*GIVEN EXERCISE*: Every line below that mentions the word "wzrostu" should be copied out.

*DATASET*:
---------------

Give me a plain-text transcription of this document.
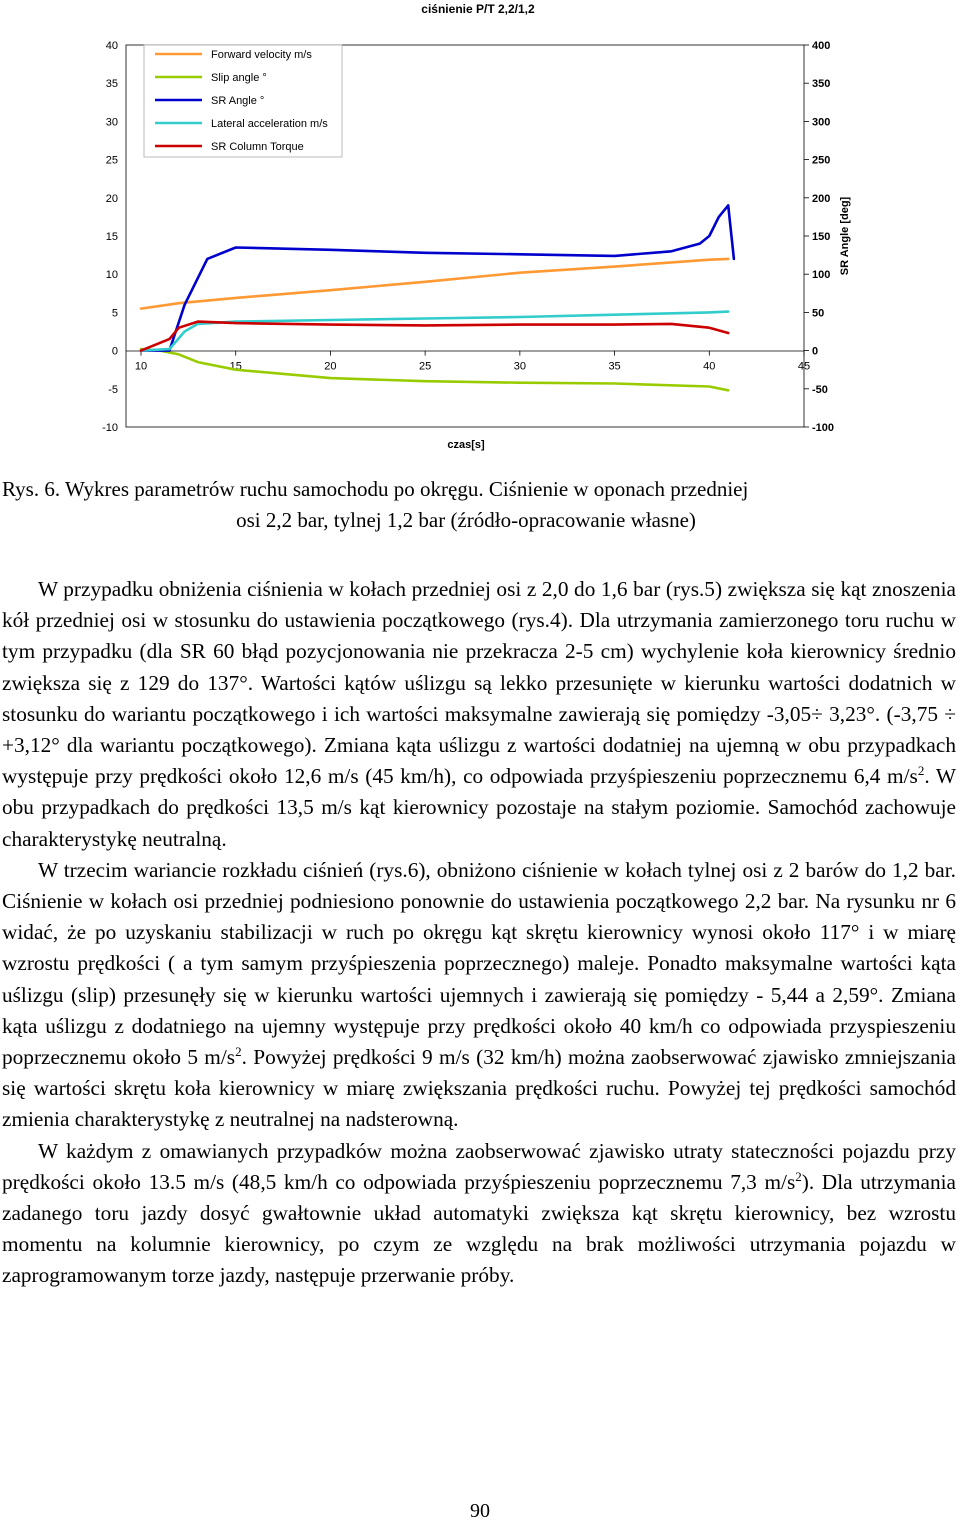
ciśnienie P/T 2,2/1,2
40
35
30
25
20
15
10
5
0
-5
-10
400
350
300
250
200
150
100
50
0
-50
-100
10	15	20	25	30	35	40	45
czas[s]
SR Angle [deg]
Forward velocity m/s
Slip angle °
SR Angle °
Lateral acceleration m/s
SR Column Torque
Rys. 6. Wykres parametrów ruchu samochodu po okręgu. Ciśnienie w oponach przedniej
osi 2,2 bar, tylnej 1,2 bar (źródło-opracowanie własne)

W przypadku obniżenia ciśnienia w kołach przedniej osi z 2,0 do 1,6 bar (rys.5) zwiększa się kąt znoszenia kół przedniej osi w stosunku do ustawienia początkowego (rys.4). Dla utrzymania zamierzonego toru ruchu w tym przypadku (dla SR 60 błąd pozycjonowania nie przekracza 2-5 cm) wychylenie koła kierownicy średnio zwiększa się z 129 do 137°. Wartości kątów uślizgu są lekko przesunięte w kierunku wartości dodatnich w stosunku do wariantu początkowego i ich wartości maksymalne zawierają się pomiędzy -3,05÷ 3,23°. (-3,75 ÷ +3,12° dla wariantu początkowego). Zmiana kąta uślizgu z wartości dodatniej na ujemną w obu przypadkach występuje przy prędkości około 12,6 m/s (45 km/h), co odpowiada przyśpieszeniu poprzecznemu 6,4 $m/s^2$. W obu przypadkach do prędkości 13,5 m/s kąt kierownicy pozostaje na stałym poziomie. Samochód zachowuje charakterystykę neutralną.

W trzecim wariancie rozkładu ciśnień (rys.6), obniżono ciśnienie w kołach tylnej osi z 2 barów do 1,2 bar. Ciśnienie w kołach osi przedniej podniesiono ponownie do ustawienia początkowego 2,2 bar. Na rysunku nr 6 widać, że po uzyskaniu stabilizacji w ruch po okręgu kąt skrętu kierownicy wynosi około 117° i w miarę wzrostu prędkości ( a tym samym przyśpieszenia poprzecznego) maleje. Ponadto maksymalne wartości kąta uślizgu (slip) przesunęły się w kierunku wartości ujemnych i zawierają się pomiędzy - 5,44 a 2,59°. Zmiana kąta uślizgu z dodatniego na ujemny występuje przy prędkości około 40 km/h co odpowiada przyspieszeniu poprzecznemu około 5 $m/s^2$. Powyżej prędkości 9 m/s (32 km/h) można zaobserwować zjawisko zmniejszania się wartości skrętu koła kierownicy w miarę zwiększania prędkości ruchu. Powyżej tej prędkości samochód zmienia charakterystykę z neutralnej na nadsterowną.

W każdym z omawianych przypadków można zaobserwować zjawisko utraty stateczności pojazdu przy prędkości około 13.5 m/s (48,5 km/h co odpowiada przyśpieszeniu poprzecznemu 7,3 $m/s^2$). Dla utrzymania zadanego toru jazdy dosyć gwałtownie układ automatyki zwiększa kąt skrętu kierownicy, bez wzrostu momentu na kolumnie kierownicy, po czym ze względu na brak możliwości utrzymania pojazdu w zaprogramowanym torze jazdy, następuje przerwanie próby.

90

---------------

*TASK RESULT*:
W trzecim wariancie rozkładu ciśnień (rys.6), obniżono ciśnienie w kołach tylnej osi z 2 barów do 1,2 bar. Ciśnienie w kołach osi przedniej podniesiono ponownie do ustawienia początkowego 2,2 bar. Na rysunku nr 6 widać, że po uzyskaniu stabilizacji w ruch po okręgu kąt skrętu kierownicy wynosi około 117° i w miarę wzrostu prędkości ( a tym samym przyśpieszenia poprzecznego) maleje. Ponadto maksymalne wartości kąta uślizgu (slip) przesunęły się w kierunku wartości ujemnych i zawierają się pomiędzy - 5,44 a 2,59°. Zmiana kąta uślizgu z dodatniego na ujemny występuje przy prędkości około 40 km/h co odpowiada przyspieszeniu poprzecznemu około 5 $m/s^2$. Powyżej prędkości 9 m/s (32 km/h) można zaobserwować zjawisko zmniejszania się wartości skrętu koła kierownicy w miarę zwiększania prędkości ruchu. Powyżej tej prędkości samochód zmienia charakterystykę z neutralnej na nadsterowną.
W każdym z omawianych przypadków można zaobserwować zjawisko utraty stateczności pojazdu przy prędkości około 13.5 m/s (48,5 km/h co odpowiada przyśpieszeniu poprzecznemu 7,3 $m/s^2$). Dla utrzymania zadanego toru jazdy dosyć gwałtownie układ automatyki zwiększa kąt skrętu kierownicy, bez wzrostu momentu na kolumnie kierownicy, po czym ze względu na brak możliwości utrzymania pojazdu w zaprogramowanym torze jazdy, następuje przerwanie próby.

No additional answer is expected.